● **RECORDS FOR THE TASK**:
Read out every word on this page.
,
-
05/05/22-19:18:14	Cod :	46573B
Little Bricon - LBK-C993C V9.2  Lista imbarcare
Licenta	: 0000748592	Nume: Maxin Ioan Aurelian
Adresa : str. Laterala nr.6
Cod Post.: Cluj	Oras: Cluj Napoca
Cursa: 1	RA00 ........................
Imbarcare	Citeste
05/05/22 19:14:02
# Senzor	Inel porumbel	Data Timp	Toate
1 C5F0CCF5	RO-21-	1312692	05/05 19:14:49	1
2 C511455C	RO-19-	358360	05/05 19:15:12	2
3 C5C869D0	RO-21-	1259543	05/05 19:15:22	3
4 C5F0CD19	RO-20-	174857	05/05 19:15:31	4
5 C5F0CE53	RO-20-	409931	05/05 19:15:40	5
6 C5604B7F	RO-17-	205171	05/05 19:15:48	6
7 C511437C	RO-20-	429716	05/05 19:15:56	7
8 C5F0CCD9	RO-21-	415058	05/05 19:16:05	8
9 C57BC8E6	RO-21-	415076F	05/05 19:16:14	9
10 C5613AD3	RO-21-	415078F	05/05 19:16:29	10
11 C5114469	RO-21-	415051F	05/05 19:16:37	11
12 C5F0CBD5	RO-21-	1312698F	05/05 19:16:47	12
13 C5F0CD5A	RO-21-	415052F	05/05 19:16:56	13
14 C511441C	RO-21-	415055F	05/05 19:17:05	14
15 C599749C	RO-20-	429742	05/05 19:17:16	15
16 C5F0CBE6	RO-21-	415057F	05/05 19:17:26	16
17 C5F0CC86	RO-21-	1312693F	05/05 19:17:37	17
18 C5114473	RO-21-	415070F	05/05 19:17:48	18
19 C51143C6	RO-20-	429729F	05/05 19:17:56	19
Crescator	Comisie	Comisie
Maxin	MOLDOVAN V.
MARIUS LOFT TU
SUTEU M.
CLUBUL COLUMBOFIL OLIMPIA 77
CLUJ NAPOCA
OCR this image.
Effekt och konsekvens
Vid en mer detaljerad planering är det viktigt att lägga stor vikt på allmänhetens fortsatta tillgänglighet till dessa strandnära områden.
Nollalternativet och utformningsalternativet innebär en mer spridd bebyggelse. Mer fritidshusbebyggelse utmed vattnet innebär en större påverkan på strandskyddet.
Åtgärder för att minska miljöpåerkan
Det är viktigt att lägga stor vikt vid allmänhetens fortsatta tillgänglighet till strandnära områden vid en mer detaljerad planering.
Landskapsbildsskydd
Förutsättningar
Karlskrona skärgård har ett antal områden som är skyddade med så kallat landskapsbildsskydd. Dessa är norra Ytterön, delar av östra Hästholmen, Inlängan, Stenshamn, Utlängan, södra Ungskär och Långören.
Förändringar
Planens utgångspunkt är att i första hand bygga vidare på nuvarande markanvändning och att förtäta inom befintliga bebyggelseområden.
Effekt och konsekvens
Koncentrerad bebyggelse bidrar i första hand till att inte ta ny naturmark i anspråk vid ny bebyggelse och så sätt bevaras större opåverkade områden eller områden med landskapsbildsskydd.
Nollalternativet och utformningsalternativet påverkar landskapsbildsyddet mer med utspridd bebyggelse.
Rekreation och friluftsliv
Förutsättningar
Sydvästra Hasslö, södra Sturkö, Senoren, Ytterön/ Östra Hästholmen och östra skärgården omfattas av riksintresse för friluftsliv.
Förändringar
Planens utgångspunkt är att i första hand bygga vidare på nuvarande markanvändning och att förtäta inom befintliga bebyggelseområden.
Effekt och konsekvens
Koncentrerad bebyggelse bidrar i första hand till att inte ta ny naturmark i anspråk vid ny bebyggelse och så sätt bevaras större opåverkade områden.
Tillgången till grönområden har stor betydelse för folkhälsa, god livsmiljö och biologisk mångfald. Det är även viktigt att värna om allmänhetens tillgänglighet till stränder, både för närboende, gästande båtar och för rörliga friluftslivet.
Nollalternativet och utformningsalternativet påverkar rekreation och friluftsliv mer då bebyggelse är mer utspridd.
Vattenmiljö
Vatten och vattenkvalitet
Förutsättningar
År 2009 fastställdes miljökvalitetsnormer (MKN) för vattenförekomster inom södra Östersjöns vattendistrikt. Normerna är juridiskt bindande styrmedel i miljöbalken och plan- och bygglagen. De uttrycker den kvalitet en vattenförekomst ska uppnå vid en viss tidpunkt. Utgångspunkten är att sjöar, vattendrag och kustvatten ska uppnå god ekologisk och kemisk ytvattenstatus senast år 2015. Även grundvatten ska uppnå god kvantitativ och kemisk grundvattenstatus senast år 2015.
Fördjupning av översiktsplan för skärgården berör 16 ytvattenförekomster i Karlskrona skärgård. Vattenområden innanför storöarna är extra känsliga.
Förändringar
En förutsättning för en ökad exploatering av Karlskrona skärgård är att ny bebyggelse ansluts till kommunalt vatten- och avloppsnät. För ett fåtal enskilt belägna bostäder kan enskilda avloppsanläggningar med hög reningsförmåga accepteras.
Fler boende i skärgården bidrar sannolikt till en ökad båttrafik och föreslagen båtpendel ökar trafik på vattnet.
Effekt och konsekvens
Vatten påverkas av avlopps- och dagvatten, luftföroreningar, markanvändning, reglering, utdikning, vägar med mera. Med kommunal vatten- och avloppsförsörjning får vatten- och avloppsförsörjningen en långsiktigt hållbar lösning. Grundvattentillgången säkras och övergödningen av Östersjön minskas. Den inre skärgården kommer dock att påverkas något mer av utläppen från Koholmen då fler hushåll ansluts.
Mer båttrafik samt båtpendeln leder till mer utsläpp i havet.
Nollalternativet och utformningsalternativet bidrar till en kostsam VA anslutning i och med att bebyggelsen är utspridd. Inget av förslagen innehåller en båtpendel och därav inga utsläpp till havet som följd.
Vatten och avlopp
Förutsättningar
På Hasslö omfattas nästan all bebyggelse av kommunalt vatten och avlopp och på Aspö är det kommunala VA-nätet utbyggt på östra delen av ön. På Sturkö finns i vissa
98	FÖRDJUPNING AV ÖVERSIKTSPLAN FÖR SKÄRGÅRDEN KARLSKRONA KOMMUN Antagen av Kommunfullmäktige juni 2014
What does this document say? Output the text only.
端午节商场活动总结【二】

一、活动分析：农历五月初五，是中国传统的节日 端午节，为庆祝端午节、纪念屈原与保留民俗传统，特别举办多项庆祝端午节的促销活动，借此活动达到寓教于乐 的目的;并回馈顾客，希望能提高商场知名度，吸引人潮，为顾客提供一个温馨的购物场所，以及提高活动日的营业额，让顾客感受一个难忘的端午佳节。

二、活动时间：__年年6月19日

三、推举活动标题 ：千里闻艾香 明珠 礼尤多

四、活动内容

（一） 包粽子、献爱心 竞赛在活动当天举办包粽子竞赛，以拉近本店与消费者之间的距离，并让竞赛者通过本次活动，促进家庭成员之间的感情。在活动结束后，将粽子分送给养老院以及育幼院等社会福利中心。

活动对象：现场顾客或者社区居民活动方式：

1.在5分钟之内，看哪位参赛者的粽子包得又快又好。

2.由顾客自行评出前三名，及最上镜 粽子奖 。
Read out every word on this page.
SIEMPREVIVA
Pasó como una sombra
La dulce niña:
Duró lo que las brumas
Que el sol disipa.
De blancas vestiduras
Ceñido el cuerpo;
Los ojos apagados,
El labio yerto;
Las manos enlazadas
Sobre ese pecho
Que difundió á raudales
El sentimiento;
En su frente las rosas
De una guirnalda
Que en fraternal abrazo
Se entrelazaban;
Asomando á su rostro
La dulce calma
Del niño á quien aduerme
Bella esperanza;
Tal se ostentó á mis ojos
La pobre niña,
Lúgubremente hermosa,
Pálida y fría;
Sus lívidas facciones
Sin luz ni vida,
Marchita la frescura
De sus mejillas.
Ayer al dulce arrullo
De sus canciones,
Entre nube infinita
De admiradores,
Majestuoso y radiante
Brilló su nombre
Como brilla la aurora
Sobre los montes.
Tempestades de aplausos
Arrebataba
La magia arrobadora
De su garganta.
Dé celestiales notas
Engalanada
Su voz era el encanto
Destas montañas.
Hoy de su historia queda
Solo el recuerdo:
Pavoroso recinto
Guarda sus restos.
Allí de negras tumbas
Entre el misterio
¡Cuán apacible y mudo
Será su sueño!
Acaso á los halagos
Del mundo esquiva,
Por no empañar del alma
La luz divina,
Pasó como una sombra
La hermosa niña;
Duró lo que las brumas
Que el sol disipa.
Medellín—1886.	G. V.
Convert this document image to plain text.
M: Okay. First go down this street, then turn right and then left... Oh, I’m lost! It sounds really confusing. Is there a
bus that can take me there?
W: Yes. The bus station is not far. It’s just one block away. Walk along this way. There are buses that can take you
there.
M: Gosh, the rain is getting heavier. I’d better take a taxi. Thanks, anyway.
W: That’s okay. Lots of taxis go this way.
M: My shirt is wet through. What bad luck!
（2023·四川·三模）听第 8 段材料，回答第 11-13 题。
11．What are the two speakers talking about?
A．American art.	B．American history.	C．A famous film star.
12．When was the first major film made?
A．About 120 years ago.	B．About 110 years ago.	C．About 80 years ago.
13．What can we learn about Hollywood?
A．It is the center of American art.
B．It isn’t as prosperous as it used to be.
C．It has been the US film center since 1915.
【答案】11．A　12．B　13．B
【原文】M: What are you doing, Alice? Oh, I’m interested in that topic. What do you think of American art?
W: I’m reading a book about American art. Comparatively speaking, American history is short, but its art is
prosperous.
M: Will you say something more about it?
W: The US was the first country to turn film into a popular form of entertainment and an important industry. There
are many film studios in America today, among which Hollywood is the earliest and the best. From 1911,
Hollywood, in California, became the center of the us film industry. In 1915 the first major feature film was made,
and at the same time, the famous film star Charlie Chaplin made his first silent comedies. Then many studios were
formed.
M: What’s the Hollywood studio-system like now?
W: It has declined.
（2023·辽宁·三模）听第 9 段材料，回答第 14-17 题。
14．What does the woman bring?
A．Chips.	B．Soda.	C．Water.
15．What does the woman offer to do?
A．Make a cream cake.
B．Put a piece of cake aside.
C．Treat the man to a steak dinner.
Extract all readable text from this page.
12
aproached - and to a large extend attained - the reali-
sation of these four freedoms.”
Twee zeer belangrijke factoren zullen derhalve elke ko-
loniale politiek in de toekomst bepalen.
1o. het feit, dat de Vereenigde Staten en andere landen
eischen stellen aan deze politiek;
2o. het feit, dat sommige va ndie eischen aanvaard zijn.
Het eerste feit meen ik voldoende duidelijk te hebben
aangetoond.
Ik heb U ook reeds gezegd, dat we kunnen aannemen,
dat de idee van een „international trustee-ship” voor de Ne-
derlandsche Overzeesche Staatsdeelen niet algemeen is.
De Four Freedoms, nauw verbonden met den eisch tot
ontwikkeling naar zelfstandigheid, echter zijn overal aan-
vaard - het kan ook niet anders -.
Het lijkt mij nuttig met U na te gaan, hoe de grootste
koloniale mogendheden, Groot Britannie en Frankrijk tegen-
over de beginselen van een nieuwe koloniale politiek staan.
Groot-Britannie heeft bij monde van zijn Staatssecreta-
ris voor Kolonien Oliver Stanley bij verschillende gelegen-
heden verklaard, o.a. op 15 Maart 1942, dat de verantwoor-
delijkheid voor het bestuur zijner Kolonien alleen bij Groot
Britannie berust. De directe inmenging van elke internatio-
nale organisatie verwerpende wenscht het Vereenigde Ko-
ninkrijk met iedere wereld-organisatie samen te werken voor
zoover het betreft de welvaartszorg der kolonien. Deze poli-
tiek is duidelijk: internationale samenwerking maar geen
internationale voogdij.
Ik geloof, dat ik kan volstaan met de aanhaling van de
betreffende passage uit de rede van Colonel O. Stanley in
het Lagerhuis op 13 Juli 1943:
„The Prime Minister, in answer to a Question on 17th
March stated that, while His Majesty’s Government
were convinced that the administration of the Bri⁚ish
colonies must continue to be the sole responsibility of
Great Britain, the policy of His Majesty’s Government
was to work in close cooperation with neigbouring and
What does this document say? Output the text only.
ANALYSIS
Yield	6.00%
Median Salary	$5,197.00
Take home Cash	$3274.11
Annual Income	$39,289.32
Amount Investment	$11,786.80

● **WRITTEN REQUEST**: Find each line holding "hermosa". Copy it out.

● **WRITTEN REPLY**:
Lúgubremente hermosa,
La hermosa niña;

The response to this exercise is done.